■ RECORDS FOR PROCESSING:
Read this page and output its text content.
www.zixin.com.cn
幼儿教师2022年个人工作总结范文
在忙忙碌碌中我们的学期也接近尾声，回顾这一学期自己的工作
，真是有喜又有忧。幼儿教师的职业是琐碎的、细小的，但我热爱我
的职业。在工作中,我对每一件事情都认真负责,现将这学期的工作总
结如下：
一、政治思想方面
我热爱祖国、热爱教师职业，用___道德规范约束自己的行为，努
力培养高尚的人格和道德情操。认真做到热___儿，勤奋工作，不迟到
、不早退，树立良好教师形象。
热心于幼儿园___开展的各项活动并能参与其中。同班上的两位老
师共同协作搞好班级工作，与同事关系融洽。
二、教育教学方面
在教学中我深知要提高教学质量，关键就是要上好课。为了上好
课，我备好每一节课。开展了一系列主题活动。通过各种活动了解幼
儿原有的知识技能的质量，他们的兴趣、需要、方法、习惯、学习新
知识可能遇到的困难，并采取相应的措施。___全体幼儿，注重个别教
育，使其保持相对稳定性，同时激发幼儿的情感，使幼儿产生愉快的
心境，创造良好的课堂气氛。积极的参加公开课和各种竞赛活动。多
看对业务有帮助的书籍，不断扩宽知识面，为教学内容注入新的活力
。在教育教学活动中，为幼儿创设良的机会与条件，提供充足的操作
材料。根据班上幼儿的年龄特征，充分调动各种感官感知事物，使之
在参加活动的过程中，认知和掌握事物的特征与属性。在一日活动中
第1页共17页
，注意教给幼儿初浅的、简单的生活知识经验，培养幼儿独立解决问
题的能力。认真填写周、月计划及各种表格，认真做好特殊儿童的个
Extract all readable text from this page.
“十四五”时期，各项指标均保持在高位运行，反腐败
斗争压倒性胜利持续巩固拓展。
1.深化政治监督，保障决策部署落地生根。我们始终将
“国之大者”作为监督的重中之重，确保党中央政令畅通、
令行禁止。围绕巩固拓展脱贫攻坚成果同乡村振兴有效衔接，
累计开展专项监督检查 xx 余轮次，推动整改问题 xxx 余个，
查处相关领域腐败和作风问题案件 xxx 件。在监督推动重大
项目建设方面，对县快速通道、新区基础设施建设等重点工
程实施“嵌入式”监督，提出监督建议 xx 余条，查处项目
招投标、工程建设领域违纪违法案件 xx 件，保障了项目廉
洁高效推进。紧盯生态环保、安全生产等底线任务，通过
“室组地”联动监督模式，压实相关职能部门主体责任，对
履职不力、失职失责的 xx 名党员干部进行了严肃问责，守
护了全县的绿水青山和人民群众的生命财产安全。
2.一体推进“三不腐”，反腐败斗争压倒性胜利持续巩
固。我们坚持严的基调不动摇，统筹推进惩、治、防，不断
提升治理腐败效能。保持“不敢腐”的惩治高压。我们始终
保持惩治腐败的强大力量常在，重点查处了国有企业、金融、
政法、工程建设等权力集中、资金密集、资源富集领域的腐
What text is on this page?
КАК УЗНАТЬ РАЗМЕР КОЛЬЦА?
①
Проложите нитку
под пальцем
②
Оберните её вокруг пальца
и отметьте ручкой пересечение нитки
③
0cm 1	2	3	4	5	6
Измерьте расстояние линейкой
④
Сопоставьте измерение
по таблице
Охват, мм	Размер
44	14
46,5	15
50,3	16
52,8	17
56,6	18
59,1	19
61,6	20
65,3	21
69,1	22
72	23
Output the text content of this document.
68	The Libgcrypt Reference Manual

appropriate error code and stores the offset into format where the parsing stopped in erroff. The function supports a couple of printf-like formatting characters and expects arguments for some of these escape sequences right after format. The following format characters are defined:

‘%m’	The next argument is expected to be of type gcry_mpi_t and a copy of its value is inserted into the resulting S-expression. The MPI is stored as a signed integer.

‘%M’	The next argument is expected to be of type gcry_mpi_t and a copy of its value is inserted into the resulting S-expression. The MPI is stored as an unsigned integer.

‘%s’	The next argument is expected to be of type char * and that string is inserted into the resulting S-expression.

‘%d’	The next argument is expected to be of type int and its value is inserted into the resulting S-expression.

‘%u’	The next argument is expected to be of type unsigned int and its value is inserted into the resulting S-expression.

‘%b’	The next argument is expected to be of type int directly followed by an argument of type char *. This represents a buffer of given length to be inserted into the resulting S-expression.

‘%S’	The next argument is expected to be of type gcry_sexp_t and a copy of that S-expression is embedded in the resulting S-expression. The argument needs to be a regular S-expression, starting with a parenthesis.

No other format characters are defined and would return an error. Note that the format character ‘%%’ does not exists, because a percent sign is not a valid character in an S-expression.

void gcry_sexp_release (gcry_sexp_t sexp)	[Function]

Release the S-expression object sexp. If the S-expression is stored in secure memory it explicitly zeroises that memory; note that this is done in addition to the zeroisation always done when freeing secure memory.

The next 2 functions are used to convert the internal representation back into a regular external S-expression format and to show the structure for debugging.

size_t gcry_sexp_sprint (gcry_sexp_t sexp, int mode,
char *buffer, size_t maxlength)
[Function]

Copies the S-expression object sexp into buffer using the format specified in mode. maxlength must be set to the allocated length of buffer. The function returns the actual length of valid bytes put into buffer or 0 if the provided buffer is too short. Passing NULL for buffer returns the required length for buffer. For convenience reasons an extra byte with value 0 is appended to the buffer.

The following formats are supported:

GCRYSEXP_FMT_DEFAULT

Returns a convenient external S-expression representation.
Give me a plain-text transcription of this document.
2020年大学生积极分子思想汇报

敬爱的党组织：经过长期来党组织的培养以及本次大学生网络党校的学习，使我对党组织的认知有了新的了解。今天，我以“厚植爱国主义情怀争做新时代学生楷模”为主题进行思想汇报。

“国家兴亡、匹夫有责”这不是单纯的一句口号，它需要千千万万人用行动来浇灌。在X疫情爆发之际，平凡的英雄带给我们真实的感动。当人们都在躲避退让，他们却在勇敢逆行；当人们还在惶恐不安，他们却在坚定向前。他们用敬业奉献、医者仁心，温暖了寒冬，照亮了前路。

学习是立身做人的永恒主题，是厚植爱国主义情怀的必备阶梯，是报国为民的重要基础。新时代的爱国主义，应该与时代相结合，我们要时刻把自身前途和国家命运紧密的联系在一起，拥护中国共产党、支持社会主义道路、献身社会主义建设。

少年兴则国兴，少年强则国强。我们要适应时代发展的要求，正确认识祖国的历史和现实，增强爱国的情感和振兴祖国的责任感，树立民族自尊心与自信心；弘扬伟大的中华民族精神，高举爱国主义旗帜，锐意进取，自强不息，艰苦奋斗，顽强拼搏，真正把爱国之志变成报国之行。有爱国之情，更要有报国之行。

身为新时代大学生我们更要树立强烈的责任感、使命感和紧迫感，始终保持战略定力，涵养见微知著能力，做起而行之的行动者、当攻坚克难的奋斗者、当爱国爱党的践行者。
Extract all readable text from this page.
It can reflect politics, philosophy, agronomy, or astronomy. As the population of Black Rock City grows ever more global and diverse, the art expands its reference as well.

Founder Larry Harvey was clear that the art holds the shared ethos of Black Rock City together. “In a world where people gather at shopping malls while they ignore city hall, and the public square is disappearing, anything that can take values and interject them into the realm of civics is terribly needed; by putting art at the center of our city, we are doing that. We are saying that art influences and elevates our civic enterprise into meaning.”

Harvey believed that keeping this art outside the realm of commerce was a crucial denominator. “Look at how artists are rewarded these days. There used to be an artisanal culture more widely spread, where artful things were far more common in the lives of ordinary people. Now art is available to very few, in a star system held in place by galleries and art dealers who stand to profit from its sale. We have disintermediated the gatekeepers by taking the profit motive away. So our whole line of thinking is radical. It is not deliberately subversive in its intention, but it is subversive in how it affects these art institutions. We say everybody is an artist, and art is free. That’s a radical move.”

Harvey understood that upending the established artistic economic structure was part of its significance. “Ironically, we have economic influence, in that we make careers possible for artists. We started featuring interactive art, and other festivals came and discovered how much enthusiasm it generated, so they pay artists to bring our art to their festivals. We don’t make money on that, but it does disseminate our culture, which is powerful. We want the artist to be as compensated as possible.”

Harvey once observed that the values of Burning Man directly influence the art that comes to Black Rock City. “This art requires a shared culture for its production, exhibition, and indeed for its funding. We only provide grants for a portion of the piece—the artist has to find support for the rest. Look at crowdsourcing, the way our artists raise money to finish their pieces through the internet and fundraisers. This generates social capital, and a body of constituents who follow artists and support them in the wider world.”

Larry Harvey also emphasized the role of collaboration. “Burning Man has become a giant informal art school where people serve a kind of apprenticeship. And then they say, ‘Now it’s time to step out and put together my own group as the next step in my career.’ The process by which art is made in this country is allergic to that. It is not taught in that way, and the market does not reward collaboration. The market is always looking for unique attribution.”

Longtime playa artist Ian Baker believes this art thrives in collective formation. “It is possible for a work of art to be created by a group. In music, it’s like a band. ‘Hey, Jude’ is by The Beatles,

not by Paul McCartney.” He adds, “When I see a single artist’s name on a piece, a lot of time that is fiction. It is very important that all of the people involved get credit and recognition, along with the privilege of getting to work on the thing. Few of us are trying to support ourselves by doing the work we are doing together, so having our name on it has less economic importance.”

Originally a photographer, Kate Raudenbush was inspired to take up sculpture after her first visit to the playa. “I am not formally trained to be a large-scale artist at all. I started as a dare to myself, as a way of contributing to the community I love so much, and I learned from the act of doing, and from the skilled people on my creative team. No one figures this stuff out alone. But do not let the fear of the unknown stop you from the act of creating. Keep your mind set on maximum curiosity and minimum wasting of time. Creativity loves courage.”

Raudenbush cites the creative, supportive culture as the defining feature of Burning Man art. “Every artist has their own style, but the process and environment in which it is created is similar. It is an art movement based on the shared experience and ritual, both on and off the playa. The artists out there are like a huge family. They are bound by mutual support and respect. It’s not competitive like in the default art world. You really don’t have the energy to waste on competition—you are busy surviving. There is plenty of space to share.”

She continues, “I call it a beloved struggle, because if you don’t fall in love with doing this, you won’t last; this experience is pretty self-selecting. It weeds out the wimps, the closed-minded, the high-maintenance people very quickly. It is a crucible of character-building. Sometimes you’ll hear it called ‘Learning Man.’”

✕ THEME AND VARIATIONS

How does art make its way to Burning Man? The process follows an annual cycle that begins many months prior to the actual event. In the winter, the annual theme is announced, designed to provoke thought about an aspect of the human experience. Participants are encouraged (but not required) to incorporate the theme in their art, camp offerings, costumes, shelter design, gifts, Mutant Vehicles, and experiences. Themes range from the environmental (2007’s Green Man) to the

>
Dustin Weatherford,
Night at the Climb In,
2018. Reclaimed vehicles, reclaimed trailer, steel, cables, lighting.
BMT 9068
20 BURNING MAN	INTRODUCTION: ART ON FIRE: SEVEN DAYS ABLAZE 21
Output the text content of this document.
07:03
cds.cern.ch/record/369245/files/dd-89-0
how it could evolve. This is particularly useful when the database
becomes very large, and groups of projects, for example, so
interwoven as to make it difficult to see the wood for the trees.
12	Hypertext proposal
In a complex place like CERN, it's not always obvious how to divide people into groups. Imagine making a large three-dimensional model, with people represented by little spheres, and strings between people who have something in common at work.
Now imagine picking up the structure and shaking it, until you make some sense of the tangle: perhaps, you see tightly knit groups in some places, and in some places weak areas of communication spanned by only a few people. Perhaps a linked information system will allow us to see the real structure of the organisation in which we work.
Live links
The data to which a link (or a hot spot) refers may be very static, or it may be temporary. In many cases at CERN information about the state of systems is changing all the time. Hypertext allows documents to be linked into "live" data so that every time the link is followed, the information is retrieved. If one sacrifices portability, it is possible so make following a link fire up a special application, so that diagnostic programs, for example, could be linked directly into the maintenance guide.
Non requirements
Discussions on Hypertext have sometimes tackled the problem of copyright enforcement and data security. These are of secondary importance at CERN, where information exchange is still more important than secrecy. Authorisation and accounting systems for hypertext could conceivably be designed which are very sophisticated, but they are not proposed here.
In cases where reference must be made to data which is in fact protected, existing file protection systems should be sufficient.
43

■ PROBLEM DESCRIPTION: From the entries above, extract each line containing "unsigned".

■ PROBLEM SOLUTION:
‘%M’	The next argument is expected to be of type gcry_mpi_t and a copy of its value is inserted into the resulting S-expression. The MPI is stored as an unsigned integer.
‘%u’	The next argument is expected to be of type unsigned int and its value is inserted into the resulting S-expression.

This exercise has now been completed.